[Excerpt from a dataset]
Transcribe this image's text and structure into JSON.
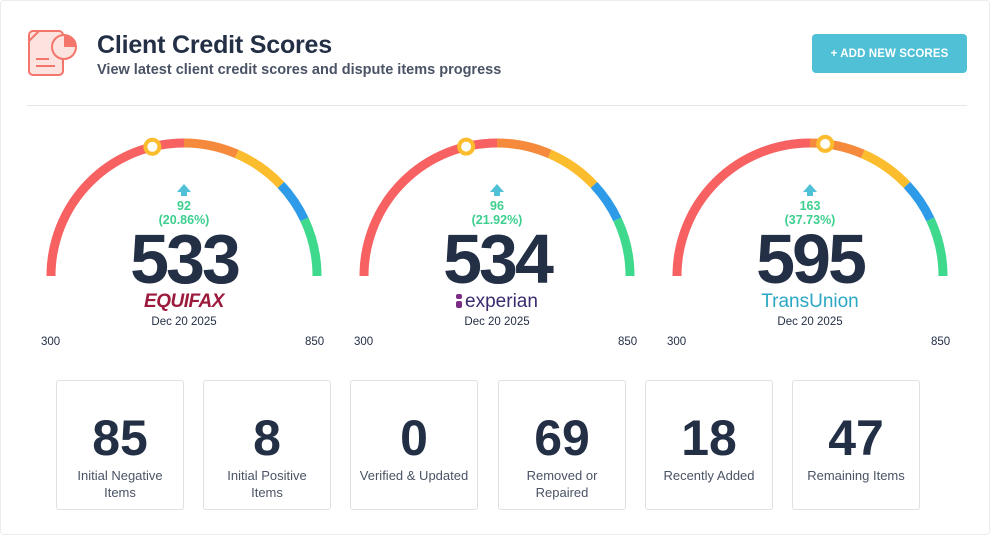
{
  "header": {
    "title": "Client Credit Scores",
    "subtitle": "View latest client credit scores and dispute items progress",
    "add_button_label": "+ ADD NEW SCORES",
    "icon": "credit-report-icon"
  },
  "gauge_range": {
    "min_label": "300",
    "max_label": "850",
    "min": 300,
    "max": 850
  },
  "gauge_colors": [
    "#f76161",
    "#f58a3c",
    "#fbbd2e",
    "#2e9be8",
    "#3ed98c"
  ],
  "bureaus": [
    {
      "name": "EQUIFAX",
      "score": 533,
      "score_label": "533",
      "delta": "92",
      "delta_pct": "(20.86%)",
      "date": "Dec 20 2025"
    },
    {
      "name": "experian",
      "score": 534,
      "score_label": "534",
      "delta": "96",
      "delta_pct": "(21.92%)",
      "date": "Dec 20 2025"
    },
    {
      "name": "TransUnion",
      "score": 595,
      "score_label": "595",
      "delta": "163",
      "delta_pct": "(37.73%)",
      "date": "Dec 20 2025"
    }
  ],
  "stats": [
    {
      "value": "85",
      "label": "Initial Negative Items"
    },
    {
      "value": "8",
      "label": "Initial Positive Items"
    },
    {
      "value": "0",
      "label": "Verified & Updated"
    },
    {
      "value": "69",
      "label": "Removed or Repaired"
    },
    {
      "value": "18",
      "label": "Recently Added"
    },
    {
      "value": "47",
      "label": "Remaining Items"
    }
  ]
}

...

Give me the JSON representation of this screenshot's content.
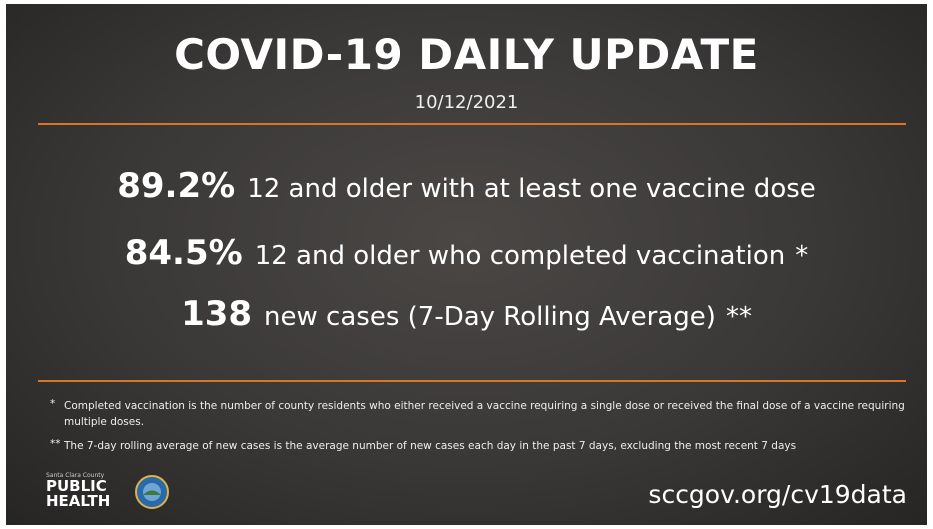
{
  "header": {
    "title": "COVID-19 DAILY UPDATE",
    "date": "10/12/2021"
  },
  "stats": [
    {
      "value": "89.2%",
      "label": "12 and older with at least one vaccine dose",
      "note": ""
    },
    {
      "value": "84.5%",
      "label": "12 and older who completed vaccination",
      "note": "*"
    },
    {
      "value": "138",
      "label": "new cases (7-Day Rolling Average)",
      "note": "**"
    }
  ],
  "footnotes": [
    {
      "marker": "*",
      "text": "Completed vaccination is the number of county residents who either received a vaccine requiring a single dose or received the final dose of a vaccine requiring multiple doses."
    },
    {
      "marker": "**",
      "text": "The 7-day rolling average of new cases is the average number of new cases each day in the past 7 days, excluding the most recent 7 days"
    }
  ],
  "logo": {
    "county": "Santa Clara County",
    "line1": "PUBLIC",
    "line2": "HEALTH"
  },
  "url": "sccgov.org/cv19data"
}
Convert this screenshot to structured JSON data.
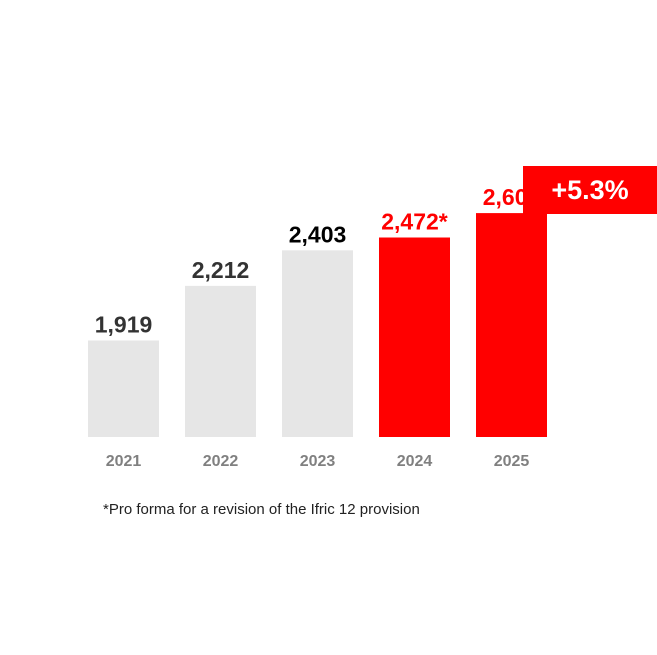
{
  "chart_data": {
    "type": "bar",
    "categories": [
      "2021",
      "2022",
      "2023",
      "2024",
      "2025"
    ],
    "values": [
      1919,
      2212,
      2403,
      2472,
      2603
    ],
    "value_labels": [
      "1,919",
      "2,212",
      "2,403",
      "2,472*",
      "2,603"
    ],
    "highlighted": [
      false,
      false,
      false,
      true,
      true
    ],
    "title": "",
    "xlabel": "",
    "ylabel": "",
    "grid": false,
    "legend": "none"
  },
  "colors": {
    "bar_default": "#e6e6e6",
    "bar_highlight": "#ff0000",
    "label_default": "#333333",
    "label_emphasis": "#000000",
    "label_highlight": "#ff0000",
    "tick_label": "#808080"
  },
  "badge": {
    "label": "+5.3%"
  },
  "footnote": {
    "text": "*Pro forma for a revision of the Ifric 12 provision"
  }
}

● GOAL:
Work out how many lines of the data above contain the string "name" and give the number alone.

● FULL ANSWER:
3